* _Source records_:
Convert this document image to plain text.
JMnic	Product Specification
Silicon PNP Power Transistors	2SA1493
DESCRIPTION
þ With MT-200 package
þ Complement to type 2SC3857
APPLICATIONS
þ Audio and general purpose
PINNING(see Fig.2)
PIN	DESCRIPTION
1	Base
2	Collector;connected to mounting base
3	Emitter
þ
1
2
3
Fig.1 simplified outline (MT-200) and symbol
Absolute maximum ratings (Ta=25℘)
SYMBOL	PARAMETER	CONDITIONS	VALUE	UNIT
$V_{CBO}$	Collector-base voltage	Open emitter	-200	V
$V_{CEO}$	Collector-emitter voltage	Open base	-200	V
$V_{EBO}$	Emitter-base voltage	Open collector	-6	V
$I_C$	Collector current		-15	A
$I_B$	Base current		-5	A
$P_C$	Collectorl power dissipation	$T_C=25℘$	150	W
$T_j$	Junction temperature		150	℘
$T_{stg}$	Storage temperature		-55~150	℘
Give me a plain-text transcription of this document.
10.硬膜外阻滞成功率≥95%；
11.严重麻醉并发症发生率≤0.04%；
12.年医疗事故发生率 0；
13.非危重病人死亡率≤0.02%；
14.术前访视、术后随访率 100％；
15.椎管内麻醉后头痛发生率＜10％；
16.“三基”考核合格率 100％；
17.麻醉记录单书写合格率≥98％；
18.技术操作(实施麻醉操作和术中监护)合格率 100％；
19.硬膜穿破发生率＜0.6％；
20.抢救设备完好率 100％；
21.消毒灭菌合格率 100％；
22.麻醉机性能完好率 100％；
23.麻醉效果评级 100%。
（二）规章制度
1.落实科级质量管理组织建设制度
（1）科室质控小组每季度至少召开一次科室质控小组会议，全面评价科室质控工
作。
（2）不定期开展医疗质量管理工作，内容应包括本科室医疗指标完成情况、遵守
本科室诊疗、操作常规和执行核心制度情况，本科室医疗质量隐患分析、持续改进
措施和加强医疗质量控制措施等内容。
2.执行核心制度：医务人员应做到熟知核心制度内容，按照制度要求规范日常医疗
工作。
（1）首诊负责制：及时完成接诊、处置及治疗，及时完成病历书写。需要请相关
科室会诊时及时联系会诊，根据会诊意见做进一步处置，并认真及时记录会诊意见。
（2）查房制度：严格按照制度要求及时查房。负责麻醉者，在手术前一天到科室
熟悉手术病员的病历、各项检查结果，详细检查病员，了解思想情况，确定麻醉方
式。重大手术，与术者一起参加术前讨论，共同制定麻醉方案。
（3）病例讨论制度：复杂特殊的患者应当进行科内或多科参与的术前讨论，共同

* _Task prompt_:
Quote, word for word, every line starting at the one that contains "Give me a plain-text" and ending with the final line of the entries.

* _Right answer_:
Give me a plain-text transcription of this document.
10.硬膜外阻滞成功率≥95%；
11.严重麻醉并发症发生率≤0.04%；
12.年医疗事故发生率 0；
13.非危重病人死亡率≤0.02%；
14.术前访视、术后随访率 100％；
15.椎管内麻醉后头痛发生率＜10％；
16.“三基”考核合格率 100％；
17.麻醉记录单书写合格率≥98％；
18.技术操作(实施麻醉操作和术中监护)合格率 100％；
19.硬膜穿破发生率＜0.6％；
20.抢救设备完好率 100％；
21.消毒灭菌合格率 100％；
22.麻醉机性能完好率 100％；
23.麻醉效果评级 100%。
（二）规章制度
1.落实科级质量管理组织建设制度
（1）科室质控小组每季度至少召开一次科室质控小组会议，全面评价科室质控工
作。
（2）不定期开展医疗质量管理工作，内容应包括本科室医疗指标完成情况、遵守
本科室诊疗、操作常规和执行核心制度情况，本科室医疗质量隐患分析、持续改进
措施和加强医疗质量控制措施等内容。
2.执行核心制度：医务人员应做到熟知核心制度内容，按照制度要求规范日常医疗
工作。
（1）首诊负责制：及时完成接诊、处置及治疗，及时完成病历书写。需要请相关
科室会诊时及时联系会诊，根据会诊意见做进一步处置，并认真及时记录会诊意见。
（2）查房制度：严格按照制度要求及时查房。负责麻醉者，在手术前一天到科室
熟悉手术病员的病历、各项检查结果，详细检查病员，了解思想情况，确定麻醉方
式。重大手术，与术者一起参加术前讨论，共同制定麻醉方案。
（3）病例讨论制度：复杂特殊的患者应当进行科内或多科参与的术前讨论，共同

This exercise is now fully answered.